__Data to use__.
** Start **

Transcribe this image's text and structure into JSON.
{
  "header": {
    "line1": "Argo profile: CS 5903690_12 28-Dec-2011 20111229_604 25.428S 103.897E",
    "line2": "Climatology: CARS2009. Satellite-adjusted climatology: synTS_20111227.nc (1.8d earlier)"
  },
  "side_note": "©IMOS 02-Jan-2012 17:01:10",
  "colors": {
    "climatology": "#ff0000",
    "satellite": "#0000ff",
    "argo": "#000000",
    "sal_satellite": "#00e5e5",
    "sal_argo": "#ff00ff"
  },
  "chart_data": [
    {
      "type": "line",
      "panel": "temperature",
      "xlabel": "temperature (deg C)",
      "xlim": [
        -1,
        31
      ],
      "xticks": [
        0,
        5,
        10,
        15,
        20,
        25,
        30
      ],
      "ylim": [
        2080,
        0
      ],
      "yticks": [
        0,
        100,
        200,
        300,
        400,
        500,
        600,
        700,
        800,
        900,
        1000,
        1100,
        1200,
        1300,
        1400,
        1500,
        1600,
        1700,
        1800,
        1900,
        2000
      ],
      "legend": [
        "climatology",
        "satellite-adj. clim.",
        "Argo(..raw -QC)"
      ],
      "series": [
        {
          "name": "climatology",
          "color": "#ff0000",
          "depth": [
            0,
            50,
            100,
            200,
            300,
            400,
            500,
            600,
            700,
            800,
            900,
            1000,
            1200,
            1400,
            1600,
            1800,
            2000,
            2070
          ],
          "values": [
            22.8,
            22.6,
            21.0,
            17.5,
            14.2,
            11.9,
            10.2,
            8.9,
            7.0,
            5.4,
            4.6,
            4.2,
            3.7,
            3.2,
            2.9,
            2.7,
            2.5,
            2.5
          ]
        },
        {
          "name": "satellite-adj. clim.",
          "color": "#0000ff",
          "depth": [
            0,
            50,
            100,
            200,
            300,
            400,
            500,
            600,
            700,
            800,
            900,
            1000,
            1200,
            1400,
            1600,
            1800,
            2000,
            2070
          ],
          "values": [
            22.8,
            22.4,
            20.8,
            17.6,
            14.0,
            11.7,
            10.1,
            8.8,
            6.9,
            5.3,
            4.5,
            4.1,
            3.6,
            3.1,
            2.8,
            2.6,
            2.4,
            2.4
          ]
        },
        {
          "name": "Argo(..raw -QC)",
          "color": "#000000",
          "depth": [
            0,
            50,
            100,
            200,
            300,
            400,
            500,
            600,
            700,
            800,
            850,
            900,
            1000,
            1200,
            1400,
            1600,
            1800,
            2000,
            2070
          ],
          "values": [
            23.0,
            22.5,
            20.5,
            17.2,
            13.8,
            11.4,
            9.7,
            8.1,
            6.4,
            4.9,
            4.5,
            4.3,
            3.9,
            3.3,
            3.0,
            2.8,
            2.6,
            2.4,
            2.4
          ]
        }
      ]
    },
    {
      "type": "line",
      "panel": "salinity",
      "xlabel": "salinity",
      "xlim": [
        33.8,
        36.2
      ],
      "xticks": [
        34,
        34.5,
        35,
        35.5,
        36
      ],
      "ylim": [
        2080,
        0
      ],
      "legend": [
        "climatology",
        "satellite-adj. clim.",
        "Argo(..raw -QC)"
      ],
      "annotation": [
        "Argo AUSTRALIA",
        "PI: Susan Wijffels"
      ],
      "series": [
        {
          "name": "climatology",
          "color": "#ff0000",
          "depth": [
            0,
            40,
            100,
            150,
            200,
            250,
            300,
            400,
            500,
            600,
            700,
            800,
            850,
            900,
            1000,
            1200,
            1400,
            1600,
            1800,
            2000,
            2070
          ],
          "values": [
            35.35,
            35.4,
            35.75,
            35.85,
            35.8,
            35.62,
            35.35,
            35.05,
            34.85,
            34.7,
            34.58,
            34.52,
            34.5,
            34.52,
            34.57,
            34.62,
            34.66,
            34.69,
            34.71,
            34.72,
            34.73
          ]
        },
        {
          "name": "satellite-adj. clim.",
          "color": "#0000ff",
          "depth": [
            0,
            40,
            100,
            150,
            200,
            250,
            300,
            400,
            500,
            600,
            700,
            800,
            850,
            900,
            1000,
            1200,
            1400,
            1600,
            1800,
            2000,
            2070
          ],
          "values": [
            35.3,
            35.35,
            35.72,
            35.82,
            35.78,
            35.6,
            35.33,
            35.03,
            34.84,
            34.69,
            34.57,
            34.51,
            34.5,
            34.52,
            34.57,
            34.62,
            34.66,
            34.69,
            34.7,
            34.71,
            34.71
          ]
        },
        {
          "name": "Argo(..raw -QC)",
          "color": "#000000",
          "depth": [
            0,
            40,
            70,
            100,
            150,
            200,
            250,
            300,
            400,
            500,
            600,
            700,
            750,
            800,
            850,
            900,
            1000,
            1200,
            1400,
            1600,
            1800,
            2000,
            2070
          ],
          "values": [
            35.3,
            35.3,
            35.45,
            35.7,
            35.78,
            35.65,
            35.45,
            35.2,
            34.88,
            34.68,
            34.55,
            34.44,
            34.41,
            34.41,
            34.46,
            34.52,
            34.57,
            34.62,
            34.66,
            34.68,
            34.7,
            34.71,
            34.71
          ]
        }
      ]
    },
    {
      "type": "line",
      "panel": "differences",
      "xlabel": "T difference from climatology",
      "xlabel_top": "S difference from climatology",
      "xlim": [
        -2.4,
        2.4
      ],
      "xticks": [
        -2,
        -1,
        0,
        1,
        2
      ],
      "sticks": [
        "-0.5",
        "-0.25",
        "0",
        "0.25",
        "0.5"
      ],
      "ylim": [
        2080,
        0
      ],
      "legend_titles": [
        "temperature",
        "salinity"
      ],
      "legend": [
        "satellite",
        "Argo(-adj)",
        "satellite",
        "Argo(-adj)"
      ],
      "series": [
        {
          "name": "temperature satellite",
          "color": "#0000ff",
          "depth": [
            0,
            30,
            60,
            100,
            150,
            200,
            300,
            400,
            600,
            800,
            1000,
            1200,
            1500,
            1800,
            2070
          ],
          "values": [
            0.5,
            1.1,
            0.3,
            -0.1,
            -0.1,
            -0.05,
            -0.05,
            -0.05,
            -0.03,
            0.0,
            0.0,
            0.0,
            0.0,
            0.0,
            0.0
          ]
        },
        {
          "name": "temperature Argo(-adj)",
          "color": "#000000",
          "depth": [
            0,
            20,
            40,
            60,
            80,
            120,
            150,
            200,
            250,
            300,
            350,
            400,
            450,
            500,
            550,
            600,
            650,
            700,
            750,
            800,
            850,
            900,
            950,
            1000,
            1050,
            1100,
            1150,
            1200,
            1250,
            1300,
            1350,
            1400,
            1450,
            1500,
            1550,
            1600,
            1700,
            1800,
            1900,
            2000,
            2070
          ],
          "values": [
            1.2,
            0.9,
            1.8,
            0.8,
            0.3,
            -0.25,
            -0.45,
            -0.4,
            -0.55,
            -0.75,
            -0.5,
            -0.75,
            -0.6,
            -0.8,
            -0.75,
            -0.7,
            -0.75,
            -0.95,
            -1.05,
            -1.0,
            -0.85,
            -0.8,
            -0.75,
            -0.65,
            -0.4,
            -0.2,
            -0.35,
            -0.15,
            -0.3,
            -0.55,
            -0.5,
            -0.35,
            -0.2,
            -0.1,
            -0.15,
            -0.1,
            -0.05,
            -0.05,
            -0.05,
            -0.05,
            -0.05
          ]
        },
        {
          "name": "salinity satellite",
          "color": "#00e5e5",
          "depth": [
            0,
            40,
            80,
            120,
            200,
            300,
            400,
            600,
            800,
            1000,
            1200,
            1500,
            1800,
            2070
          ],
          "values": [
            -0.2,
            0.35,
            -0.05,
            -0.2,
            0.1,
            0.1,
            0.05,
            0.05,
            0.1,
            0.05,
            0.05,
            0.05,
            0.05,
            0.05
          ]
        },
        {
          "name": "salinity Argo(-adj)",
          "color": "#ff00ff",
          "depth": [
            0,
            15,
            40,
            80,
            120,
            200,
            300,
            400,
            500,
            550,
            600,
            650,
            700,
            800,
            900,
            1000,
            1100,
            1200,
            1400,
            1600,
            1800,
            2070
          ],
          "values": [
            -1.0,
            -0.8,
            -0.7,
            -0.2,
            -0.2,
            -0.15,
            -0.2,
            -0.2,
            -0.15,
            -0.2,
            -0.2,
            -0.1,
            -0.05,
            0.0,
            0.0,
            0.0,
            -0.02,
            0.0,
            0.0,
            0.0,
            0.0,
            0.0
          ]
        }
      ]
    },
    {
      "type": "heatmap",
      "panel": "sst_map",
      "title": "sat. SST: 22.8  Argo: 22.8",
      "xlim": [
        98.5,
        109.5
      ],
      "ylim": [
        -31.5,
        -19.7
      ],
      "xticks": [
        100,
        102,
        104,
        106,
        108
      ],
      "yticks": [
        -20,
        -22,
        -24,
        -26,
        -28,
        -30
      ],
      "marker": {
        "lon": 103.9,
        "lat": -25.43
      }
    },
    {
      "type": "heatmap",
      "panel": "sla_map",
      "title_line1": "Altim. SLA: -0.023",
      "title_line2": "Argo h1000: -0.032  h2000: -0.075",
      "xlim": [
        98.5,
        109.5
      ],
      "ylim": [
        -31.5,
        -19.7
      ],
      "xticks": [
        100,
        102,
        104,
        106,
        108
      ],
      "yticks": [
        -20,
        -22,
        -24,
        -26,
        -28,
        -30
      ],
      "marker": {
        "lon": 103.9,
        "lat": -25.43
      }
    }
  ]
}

** End **

__What you are asked to do__. Look over the material above and show each line where "name" appears.

__Expected answer__.
          "name": "climatology",
          "name": "satellite-adj. clim.",
          "name": "Argo(..raw -QC)",
          "name": "climatology",
          "name": "satellite-adj. clim.",
          "name": "Argo(..raw -QC)",
          "name": "temperature satellite",
          "name": "temperature Argo(-adj)",
          "name": "salinity satellite",
          "name": "salinity Argo(-adj)",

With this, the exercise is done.